** BEGIN Supplied records **
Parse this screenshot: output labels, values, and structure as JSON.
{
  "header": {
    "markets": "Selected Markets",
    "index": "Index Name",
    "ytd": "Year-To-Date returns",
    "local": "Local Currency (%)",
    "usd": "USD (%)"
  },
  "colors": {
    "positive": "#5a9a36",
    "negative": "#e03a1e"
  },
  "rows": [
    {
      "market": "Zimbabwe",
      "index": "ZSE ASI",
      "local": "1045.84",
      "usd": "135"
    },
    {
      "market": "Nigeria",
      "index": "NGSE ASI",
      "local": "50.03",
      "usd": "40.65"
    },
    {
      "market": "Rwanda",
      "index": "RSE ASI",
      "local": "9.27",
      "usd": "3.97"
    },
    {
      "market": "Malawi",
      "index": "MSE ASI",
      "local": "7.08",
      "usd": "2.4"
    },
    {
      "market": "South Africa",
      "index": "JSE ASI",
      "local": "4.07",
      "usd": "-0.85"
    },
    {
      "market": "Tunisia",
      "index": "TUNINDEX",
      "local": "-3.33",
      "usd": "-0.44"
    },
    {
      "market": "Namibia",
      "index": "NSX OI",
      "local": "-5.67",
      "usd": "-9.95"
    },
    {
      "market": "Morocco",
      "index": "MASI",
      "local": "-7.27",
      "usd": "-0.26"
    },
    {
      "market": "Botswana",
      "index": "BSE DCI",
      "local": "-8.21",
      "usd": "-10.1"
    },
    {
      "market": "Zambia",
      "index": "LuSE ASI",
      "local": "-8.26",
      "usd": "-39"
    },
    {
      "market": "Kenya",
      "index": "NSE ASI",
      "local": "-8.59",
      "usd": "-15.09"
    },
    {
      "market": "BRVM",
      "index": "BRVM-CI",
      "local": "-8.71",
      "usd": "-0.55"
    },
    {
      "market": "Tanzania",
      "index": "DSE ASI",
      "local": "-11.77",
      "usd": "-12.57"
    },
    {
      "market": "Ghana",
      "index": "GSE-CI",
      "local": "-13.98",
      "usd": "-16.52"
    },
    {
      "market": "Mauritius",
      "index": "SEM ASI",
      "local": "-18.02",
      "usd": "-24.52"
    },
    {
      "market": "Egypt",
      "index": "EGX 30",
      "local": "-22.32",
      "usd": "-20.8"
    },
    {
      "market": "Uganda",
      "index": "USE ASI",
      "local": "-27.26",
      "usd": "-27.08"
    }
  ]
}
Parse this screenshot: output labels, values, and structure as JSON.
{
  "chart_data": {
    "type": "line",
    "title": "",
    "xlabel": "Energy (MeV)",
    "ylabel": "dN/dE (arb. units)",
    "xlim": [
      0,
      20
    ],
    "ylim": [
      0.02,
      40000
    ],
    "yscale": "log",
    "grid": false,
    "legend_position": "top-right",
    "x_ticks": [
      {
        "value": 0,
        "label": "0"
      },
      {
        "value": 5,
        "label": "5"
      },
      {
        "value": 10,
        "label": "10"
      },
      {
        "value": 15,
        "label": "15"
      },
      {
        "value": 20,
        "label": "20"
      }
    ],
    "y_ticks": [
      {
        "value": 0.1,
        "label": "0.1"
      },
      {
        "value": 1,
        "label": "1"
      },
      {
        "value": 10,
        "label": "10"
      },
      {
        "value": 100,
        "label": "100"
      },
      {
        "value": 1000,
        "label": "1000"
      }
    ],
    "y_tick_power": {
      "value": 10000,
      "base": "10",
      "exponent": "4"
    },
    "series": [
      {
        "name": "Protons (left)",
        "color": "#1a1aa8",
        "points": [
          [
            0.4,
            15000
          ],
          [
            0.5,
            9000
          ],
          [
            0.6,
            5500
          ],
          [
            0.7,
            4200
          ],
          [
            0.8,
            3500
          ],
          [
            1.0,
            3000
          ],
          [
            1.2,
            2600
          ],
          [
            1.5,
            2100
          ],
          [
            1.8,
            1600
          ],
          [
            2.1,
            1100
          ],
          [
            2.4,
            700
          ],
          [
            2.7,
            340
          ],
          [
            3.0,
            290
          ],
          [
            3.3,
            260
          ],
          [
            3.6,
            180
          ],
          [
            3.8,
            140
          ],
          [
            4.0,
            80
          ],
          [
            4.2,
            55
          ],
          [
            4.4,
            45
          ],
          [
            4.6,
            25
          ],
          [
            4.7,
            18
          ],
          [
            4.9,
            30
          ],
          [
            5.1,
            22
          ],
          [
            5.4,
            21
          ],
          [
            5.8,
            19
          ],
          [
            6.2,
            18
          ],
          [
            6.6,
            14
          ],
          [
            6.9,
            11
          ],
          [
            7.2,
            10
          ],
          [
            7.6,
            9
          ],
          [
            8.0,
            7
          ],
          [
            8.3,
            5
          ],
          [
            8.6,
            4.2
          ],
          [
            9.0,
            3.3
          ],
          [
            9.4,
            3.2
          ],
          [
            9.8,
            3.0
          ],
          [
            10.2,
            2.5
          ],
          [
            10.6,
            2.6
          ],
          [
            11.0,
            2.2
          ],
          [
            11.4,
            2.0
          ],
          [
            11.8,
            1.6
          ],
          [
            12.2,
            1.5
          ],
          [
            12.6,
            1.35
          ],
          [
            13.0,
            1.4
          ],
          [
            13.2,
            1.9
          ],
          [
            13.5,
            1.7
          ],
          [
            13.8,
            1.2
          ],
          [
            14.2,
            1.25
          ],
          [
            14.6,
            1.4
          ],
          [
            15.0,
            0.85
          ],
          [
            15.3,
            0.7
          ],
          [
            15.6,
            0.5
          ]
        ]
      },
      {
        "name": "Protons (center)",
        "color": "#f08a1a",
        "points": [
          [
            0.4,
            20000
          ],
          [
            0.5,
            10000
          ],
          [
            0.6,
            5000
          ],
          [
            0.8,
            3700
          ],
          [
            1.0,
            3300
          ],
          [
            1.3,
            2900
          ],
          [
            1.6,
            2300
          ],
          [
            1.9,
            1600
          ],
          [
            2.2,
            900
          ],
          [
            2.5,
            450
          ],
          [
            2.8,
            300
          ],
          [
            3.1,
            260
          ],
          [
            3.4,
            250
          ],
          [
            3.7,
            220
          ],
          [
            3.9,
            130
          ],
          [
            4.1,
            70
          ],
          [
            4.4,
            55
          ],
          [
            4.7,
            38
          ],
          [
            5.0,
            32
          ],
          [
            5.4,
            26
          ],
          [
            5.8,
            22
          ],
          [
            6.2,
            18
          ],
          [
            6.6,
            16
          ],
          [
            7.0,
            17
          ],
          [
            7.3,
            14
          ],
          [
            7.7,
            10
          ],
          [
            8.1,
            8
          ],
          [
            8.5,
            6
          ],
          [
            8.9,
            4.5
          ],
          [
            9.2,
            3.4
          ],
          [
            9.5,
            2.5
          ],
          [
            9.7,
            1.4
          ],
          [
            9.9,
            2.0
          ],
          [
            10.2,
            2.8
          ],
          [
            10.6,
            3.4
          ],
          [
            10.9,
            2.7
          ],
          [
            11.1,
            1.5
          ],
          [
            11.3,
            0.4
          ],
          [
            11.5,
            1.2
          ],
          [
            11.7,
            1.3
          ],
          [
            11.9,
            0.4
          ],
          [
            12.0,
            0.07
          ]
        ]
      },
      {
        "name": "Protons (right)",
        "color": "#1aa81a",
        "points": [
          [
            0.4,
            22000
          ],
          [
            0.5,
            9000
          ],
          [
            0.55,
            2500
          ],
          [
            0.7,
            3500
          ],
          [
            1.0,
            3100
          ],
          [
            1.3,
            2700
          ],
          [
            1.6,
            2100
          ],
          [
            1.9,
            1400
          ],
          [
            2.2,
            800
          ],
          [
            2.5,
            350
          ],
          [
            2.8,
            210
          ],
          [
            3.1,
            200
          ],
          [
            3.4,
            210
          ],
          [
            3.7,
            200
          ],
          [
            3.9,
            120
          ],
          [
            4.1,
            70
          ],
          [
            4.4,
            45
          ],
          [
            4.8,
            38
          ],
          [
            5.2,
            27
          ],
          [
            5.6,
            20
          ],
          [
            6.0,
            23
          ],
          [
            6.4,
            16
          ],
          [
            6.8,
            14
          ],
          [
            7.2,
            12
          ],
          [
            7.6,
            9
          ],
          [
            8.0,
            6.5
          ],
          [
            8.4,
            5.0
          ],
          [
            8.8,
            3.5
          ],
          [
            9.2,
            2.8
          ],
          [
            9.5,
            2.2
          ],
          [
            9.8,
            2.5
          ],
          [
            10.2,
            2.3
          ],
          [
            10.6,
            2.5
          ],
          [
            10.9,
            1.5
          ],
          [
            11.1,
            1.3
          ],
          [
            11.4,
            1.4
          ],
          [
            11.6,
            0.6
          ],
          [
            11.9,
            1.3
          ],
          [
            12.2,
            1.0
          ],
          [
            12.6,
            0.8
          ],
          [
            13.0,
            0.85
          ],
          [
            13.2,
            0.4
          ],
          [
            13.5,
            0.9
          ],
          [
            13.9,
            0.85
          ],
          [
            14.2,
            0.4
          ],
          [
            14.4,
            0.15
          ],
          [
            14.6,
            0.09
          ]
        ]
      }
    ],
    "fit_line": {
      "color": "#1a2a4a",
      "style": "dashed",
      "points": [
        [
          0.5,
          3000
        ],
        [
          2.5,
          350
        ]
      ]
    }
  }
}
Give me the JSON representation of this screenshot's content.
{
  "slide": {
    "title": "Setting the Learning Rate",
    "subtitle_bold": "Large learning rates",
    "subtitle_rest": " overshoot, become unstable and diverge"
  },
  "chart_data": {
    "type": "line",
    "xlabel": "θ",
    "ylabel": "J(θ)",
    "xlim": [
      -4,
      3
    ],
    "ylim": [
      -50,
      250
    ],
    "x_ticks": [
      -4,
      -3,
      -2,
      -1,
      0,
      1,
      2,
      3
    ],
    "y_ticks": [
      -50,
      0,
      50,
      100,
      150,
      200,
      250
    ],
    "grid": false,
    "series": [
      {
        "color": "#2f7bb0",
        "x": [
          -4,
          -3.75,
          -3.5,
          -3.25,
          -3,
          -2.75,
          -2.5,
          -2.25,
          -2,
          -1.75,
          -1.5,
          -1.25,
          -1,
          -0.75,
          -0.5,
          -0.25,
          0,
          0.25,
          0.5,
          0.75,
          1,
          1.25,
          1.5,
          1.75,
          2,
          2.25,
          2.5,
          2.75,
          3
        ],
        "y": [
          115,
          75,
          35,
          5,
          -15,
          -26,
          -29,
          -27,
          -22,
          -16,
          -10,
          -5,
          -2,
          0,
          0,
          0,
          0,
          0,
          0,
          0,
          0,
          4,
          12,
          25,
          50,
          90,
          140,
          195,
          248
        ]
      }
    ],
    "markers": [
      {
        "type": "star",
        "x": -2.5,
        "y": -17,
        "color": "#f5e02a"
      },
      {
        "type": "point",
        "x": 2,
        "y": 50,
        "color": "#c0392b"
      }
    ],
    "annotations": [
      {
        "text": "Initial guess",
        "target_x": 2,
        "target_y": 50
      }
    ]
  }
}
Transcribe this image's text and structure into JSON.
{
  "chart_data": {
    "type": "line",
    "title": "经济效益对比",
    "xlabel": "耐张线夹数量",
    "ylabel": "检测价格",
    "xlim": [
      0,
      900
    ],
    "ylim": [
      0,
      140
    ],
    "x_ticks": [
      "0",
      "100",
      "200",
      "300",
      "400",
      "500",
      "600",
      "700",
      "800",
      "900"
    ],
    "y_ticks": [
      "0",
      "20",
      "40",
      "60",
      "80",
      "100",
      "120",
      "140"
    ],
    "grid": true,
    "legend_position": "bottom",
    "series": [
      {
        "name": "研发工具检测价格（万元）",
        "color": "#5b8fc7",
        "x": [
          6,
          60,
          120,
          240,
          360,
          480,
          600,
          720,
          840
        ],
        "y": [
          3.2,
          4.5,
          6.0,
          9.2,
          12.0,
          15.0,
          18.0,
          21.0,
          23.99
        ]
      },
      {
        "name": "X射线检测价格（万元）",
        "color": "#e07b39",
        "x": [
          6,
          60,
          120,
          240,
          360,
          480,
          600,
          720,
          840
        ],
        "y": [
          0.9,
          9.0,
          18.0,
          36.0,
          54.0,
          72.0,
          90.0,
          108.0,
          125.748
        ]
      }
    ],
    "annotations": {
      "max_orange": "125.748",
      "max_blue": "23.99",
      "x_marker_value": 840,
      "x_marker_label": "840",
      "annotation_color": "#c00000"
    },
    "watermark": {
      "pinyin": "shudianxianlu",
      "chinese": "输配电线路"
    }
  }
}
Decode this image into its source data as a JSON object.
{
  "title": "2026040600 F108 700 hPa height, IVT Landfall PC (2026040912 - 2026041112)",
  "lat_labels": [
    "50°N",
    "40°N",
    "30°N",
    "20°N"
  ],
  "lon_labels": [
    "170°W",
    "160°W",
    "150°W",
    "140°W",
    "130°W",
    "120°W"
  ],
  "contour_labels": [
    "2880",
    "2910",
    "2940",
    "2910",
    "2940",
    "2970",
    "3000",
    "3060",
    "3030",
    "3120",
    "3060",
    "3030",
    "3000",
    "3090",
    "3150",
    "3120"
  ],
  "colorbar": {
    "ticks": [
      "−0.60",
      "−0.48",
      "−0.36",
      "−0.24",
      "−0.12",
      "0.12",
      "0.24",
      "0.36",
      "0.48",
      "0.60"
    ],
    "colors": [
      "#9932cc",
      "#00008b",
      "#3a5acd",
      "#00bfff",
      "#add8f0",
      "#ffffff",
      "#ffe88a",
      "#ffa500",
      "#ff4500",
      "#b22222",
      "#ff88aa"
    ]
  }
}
** END Supplied records **
> The request
Find the word "JSON" in the data and copy out each line where it turns up.

> Answer in full
Parse this screenshot: output labels, values, and structure as JSON.
Parse this screenshot: output labels, values, and structure as JSON.
Give me the JSON representation of this screenshot's content.
Transcribe this image's text and structure into JSON.
Decode this image into its source data as a JSON object.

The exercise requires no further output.